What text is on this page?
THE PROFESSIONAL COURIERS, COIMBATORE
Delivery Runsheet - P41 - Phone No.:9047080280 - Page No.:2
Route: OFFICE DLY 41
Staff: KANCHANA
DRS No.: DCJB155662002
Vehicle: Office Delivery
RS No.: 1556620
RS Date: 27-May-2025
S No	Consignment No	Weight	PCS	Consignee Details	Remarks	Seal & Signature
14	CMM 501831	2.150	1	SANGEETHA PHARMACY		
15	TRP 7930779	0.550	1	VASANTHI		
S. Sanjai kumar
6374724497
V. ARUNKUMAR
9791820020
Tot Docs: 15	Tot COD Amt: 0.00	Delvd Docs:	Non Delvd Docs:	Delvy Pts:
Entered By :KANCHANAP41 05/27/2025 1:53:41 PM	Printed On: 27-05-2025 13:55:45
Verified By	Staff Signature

■ ■ ■

### Stated goal
Give every line of the material that includes the string "Signature".

### Finished exercise
S No	Consignment No	Weight	PCS	Consignee Details	Remarks	Seal & Signature
Verified By	Staff Signature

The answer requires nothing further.